## DATASET EXCERPTS

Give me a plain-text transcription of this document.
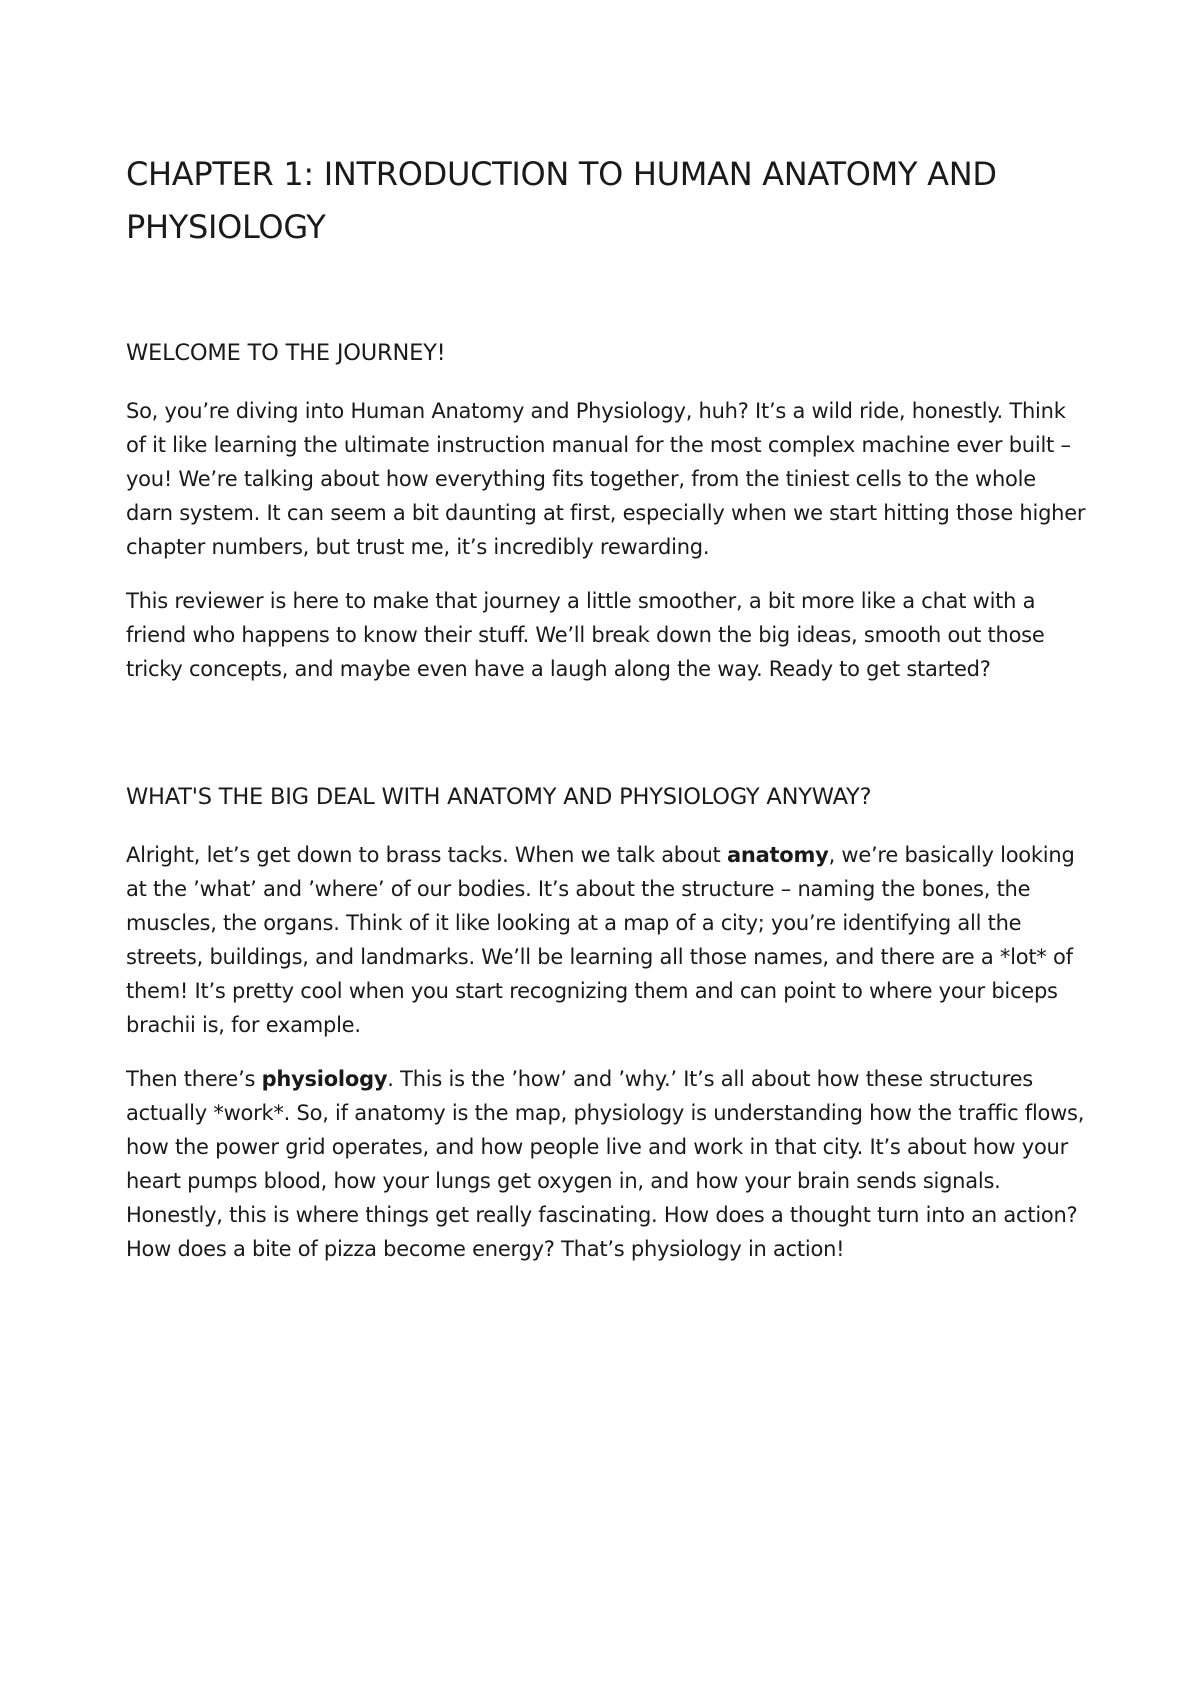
CHAPTER 1: INTRODUCTION TO HUMAN ANATOMY AND PHYSIOLOGY
WELCOME TO THE JOURNEY!

So, you’re diving into Human Anatomy and Physiology, huh? It’s a wild ride, honestly. Think of it like learning the ultimate instruction manual for the most complex machine ever built – you! We’re talking about how everything fits together, from the tiniest cells to the whole darn system. It can seem a bit daunting at first, especially when we start hitting those higher chapter numbers, but trust me, it’s incredibly rewarding.

This reviewer is here to make that journey a little smoother, a bit more like a chat with a friend who happens to know their stuff. We’ll break down the big ideas, smooth out those tricky concepts, and maybe even have a laugh along the way. Ready to get started?

WHAT'S THE BIG DEAL WITH ANATOMY AND PHYSIOLOGY ANYWAY?

Alright, let’s get down to brass tacks. When we talk about anatomy, we’re basically looking at the ’what’ and ’where’ of our bodies. It’s about the structure – naming the bones, the muscles, the organs. Think of it like looking at a map of a city; you’re identifying all the streets, buildings, and landmarks. We’ll be learning all those names, and there are a *lot* of them! It’s pretty cool when you start recognizing them and can point to where your biceps brachii is, for example.

Then there’s physiology. This is the ’how’ and ’why.’ It’s all about how these structures actually *work*. So, if anatomy is the map, physiology is understanding how the traffic flows, how the power grid operates, and how people live and work in that city. It’s about how your heart pumps blood, how your lungs get oxygen in, and how your brain sends signals. Honestly, this is where things get really fascinating. How does a thought turn into an action? How does a bite of pizza become energy? That’s physiology in action!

## PROBLEM DESCRIPTION
An unchanged copy of the data, images excluded, is all that should be given.

## TASK OUTPUT
Give me a plain-text transcription of this document.
CHAPTER 1: INTRODUCTION TO HUMAN ANATOMY AND PHYSIOLOGY
WELCOME TO THE JOURNEY!

So, you’re diving into Human Anatomy and Physiology, huh? It’s a wild ride, honestly. Think of it like learning the ultimate instruction manual for the most complex machine ever built – you! We’re talking about how everything fits together, from the tiniest cells to the whole darn system. It can seem a bit daunting at first, especially when we start hitting those higher chapter numbers, but trust me, it’s incredibly rewarding.

This reviewer is here to make that journey a little smoother, a bit more like a chat with a friend who happens to know their stuff. We’ll break down the big ideas, smooth out those tricky concepts, and maybe even have a laugh along the way. Ready to get started?

WHAT'S THE BIG DEAL WITH ANATOMY AND PHYSIOLOGY ANYWAY?

Alright, let’s get down to brass tacks. When we talk about anatomy, we’re basically looking at the ’what’ and ’where’ of our bodies. It’s about the structure – naming the bones, the muscles, the organs. Think of it like looking at a map of a city; you’re identifying all the streets, buildings, and landmarks. We’ll be learning all those names, and there are a *lot* of them! It’s pretty cool when you start recognizing them and can point to where your biceps brachii is, for example.

Then there’s physiology. This is the ’how’ and ’why.’ It’s all about how these structures actually *work*. So, if anatomy is the map, physiology is understanding how the traffic flows, how the power grid operates, and how people live and work in that city. It’s about how your heart pumps blood, how your lungs get oxygen in, and how your brain sends signals. Honestly, this is where things get really fascinating. How does a thought turn into an action? How does a bite of pizza become energy? That’s physiology in action!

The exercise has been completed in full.